Les projets à venir ?
Nous en avons pléthore !
D’abord les membres de notre association écrivent des essais conceptuels ou des articles de vulgarisation de philosophie.
Ensuite, nous organiserons à partir de la rentrée des conférences au sein de l’ESCP dont je tairai pour le moment le nom des trois premiers invités. Les conférences porteront uniquement sur des sujets philosophiques, et les thèmes seront variés : zoom sur la pensée d’un philosophe, présentation d’un livre d’un philosophe contemporain, vulgarisation de concepts etc.
Enfin, nous avons pour projet d’organiser des débats philosophiques, ouverts à tous, avec des thèmes moins précis et qui prêtent au débat, par exemple : l’art doit-il imiter la nature ? Y a-t-il une morale absolue ? L’argent est-il la valeur suprême ? Qu’est-ce que respecter son corps ?
La philosophie ça représente quoi pour toi ?

(Données de compréhension de documents)
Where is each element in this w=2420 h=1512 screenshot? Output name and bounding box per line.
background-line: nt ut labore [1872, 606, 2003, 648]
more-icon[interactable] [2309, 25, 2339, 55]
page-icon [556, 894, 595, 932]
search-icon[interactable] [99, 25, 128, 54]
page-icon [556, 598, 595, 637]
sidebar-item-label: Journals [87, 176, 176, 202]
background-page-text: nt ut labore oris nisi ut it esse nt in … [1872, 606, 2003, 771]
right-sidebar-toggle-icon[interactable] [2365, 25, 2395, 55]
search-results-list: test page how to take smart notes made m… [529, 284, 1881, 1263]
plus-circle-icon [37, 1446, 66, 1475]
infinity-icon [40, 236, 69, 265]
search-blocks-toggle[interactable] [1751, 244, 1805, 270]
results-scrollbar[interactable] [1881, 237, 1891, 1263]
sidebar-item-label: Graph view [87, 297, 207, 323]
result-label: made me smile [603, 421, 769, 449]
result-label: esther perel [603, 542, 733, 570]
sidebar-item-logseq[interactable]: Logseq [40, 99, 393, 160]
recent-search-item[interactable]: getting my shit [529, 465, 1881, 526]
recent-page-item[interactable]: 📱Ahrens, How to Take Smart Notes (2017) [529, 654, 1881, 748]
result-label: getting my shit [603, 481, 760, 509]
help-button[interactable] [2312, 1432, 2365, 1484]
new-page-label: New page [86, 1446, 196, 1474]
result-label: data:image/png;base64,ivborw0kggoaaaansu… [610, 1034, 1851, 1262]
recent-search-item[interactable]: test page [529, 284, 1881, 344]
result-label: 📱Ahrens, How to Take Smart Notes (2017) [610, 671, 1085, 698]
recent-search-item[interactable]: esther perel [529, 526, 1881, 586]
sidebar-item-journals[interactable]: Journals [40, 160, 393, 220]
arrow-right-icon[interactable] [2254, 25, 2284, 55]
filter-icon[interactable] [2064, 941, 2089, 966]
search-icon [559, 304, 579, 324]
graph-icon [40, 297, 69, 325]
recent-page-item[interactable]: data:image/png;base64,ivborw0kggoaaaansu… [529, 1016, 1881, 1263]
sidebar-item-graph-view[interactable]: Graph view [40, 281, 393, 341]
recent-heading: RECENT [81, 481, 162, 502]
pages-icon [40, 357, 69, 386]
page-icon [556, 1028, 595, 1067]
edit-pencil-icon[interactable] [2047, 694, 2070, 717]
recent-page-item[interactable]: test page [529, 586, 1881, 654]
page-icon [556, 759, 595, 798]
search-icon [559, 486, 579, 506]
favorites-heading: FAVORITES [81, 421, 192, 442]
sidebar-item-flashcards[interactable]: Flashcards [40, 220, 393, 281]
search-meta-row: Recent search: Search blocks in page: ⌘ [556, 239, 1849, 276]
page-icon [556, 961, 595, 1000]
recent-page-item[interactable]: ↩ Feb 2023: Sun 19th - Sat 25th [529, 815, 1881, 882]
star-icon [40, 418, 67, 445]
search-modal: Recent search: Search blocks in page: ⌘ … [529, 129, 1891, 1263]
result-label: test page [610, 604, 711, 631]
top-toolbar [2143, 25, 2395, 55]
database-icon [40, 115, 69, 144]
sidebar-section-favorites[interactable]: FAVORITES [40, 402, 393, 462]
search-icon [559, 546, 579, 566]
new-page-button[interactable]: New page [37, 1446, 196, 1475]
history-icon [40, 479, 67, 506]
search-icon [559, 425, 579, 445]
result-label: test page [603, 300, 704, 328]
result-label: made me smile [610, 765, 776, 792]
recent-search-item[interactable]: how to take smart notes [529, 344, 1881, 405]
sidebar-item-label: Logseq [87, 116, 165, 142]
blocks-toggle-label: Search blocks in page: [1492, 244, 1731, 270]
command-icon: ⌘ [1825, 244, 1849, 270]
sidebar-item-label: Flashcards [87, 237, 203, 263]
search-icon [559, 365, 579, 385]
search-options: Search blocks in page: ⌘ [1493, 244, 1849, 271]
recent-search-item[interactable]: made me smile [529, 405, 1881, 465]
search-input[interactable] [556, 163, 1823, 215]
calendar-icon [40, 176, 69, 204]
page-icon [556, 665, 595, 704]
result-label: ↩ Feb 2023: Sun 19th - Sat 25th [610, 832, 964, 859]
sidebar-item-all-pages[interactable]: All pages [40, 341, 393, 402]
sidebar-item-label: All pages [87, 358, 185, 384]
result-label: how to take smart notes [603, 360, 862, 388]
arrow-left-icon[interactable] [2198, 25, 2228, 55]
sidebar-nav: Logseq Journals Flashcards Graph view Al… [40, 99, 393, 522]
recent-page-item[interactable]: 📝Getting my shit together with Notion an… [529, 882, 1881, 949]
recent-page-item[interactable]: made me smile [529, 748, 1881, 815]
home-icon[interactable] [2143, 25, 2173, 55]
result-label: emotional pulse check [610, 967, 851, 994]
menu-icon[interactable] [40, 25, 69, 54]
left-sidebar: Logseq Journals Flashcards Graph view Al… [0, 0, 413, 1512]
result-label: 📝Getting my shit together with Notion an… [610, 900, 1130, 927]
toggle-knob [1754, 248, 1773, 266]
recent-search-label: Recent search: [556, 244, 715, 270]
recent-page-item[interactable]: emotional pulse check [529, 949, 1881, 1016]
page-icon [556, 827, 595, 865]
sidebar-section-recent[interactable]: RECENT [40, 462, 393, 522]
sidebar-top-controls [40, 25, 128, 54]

- **À FAIRE**
Prolongez l'extrait sur les projets de l'association de philosophie en reprenant juste après la dernière question posée.

- **ZONE DE RÉPONSE**
Avant tout une libération. La philosophie remet en doute, elle questionne, elle pousse la réflexion : ce faisant, elle libère des préjugés, des déterminismes, de l’obscurantisme. Je suis très attaché à la philosophie des lumières – d’ailleurs la devise de notre association est « Fiat lux » et son logo un livre qui illumine celui qui l’ouvre – et je crois que la philosophie apporte une dimension particulière à la vie. Elle rend la vie plus dure, assurément, car il est plus facile d’être pétri de certitudes que de douter en permanence et de se questionner sur le bien fondé de nos actes, mais cette exigence philosophique brise les chaînes originelles qui sont les nôtres.
Je crois par ailleurs qu’en libérant l’homme, elle le pousse à la responsabilité : l’idée que je me fais du philosophe est un homme qui inscrit ses actions dans un projet plus large, dans une certaine ambition d’un monde meilleur. Le philosophe agit d’abord parce il pense que son acte est bon immédiatement, mais en plus qu’il est en cohérence avec l’idée qu’il se ferait d’un monde idéal.
Mais ce n’est qu’une vision comme une autre de la philosophie, et chacun trouve dans la philosophie ce qu’il veut : une manière d’appréhender le monde, une manière de se grandir, une manière d’être heureux.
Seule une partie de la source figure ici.